Copy out every line containing the word "Дзержинского".

-- begin --

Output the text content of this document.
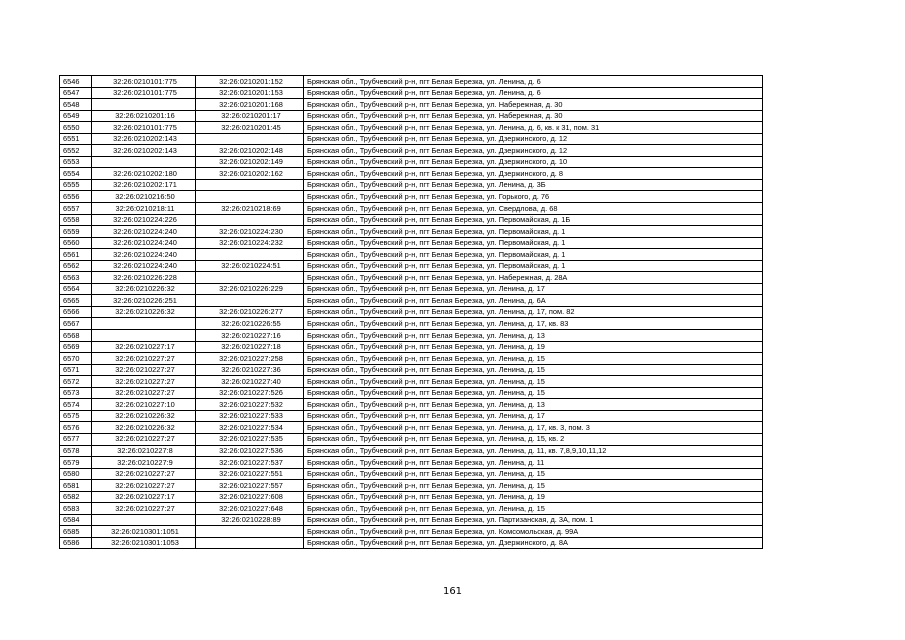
6546	32:26:0210101:775	32:26:0210201:152	Брянская обл., Трубчевский р-н, пгт Белая Березка, ул. Ленина, д. 6
6547	32:26:0210101:775	32:26:0210201:153	Брянская обл., Трубчевский р-н, пгт Белая Березка, ул. Ленина, д. 6
6548		32:26:0210201:168	Брянская обл., Трубчевский р-н, пгт Белая Березка, ул. Набережная, д. 30
6549	32:26:0210201:16	32:26:0210201:17	Брянская обл., Трубчевский р-н, пгт Белая Березка, ул. Набережная, д. 30
6550	32:26:0210101:775	32:26:0210201:45	Брянская обл., Трубчевский р-н, пгт Белая Березка, ул. Ленина, д. 6, кв. к 31, пом. 31
6551	32:26:0210202:143		Брянская обл., Трубчевский р-н, пгт Белая Березка, ул. Дзержинского, д. 12
6552	32:26:0210202:143	32:26:0210202:148	Брянская обл., Трубчевский р-н, пгт Белая Березка, ул. Дзержинского, д. 12
6553		32:26:0210202:149	Брянская обл., Трубчевский р-н, пгт Белая Березка, ул. Дзержинского, д. 10
6554	32:26:0210202:180	32:26:0210202:162	Брянская обл., Трубчевский р-н, пгт Белая Березка, ул. Дзержинского, д. 8
6555	32:26:0210202:171		Брянская обл., Трубчевский р-н, пгт Белая Березка, ул. Ленина, д. 3Б
6556	32:26:0210216:50		Брянская обл., Трубчевский р-н, пгт Белая Березка, ул. Горького, д. 76
6557	32:26:0210218:11	32:26:0210218:69	Брянская обл., Трубчевский р-н, пгт Белая Березка, ул. Свердлова, д. 68
6558	32:26:0210224:226		Брянская обл., Трубчевский р-н, пгт Белая Березка, ул. Первомайская, д. 1Б
6559	32:26:0210224:240	32:26:0210224:230	Брянская обл., Трубчевский р-н, пгт Белая Березка, ул. Первомайская, д. 1
6560	32:26:0210224:240	32:26:0210224:232	Брянская обл., Трубчевский р-н, пгт Белая Березка, ул. Первомайская, д. 1
6561	32:26:0210224:240		Брянская обл., Трубчевский р-н, пгт Белая Березка, ул. Первомайская, д. 1
6562	32:26:0210224:240	32:26:0210224:51	Брянская обл., Трубчевский р-н, пгт Белая Березка, ул. Первомайская, д. 1
6563	32:26:0210226:228		Брянская обл., Трубчевский р-н, пгт Белая Березка, ул. Набережная, д. 28А
6564	32:26:0210226:32	32:26:0210226:229	Брянская обл., Трубчевский р-н, пгт Белая Березка, ул. Ленина, д. 17
6565	32:26:0210226:251		Брянская обл., Трубчевский р-н, пгт Белая Березка, ул. Ленина, д. 6А
6566	32:26:0210226:32	32:26:0210226:277	Брянская обл., Трубчевский р-н, пгт Белая Березка, ул. Ленина, д. 17, пом. 82
6567		32:26:0210226:55	Брянская обл., Трубчевский р-н, пгт Белая Березка, ул. Ленина, д. 17, кв. 83
6568		32:26:0210227:16	Брянская обл., Трубчевский р-н, пгт Белая Березка, ул. Ленина, д. 13
6569	32:26:0210227:17	32:26:0210227:18	Брянская обл., Трубчевский р-н, пгт Белая Березка, ул. Ленина, д. 19
6570	32:26:0210227:27	32:26:0210227:258	Брянская обл., Трубчевский р-н, пгт Белая Березка, ул. Ленина, д. 15
6571	32:26:0210227:27	32:26:0210227:36	Брянская обл., Трубчевский р-н, пгт Белая Березка, ул. Ленина, д. 15
6572	32:26:0210227:27	32:26:0210227:40	Брянская обл., Трубчевский р-н, пгт Белая Березка, ул. Ленина, д. 15
6573	32:26:0210227:27	32:26:0210227:526	Брянская обл., Трубчевский р-н, пгт Белая Березка, ул. Ленина, д. 15
6574	32:26:0210227:10	32:26:0210227:532	Брянская обл., Трубчевский р-н, пгт Белая Березка, ул. Ленина, д. 13
6575	32:26:0210226:32	32:26:0210227:533	Брянская обл., Трубчевский р-н, пгт Белая Березка, ул. Ленина, д. 17
6576	32:26:0210226:32	32:26:0210227:534	Брянская обл., Трубчевский р-н, пгт Белая Березка, ул. Ленина, д. 17, кв. 3, пом. 3
6577	32:26:0210227:27	32:26:0210227:535	Брянская обл., Трубчевский р-н, пгт Белая Березка, ул. Ленина, д. 15, кв. 2
6578	32:26:0210227:8	32:26:0210227:536	Брянская обл., Трубчевский р-н, пгт Белая Березка, ул. Ленина, д. 11, кв. 7,8,9,10,11,12
6579	32:26:0210227:9	32:26:0210227:537	Брянская обл., Трубчевский р-н, пгт Белая Березка, ул. Ленина, д. 11
6580	32:26:0210227:27	32:26:0210227:551	Брянская обл., Трубчевский р-н, пгт Белая Березка, ул. Ленина, д. 15
6581	32:26:0210227:27	32:26:0210227:557	Брянская обл., Трубчевский р-н, пгт Белая Березка, ул. Ленина, д. 15
6582	32:26:0210227:17	32:26:0210227:608	Брянская обл., Трубчевский р-н, пгт Белая Березка, ул. Ленина, д. 19
6583	32:26:0210227:27	32:26:0210227:648	Брянская обл., Трубчевский р-н, пгт Белая Березка, ул. Ленина, д. 15
6584		32:26:0210228:89	Брянская обл., Трубчевский р-н, пгт Белая Березка, ул. Партизанская, д. 3А, пом. 1
6585	32:26:0210301:1051		Брянская обл., Трубчевский р-н, пгт Белая Березка, ул. Комсомольская, д. 99А
6586	32:26:0210301:1053		Брянская обл., Трубчевский р-н, пгт Белая Березка, ул. Дзержинского, д. 8А
161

-- end --

» OUTPUT OF THE TASK:
6551	32:26:0210202:143		Брянская обл., Трубчевский р-н, пгт Белая Березка, ул. Дзержинского, д. 12
6552	32:26:0210202:143	32:26:0210202:148	Брянская обл., Трубчевский р-н, пгт Белая Березка, ул. Дзержинского, д. 12
6553		32:26:0210202:149	Брянская обл., Трубчевский р-н, пгт Белая Березка, ул. Дзержинского, д. 10
6554	32:26:0210202:180	32:26:0210202:162	Брянская обл., Трубчевский р-н, пгт Белая Березка, ул. Дзержинского, д. 8
6586	32:26:0210301:1053		Брянская обл., Трубчевский р-н, пгт Белая Березка, ул. Дзержинского, д. 8А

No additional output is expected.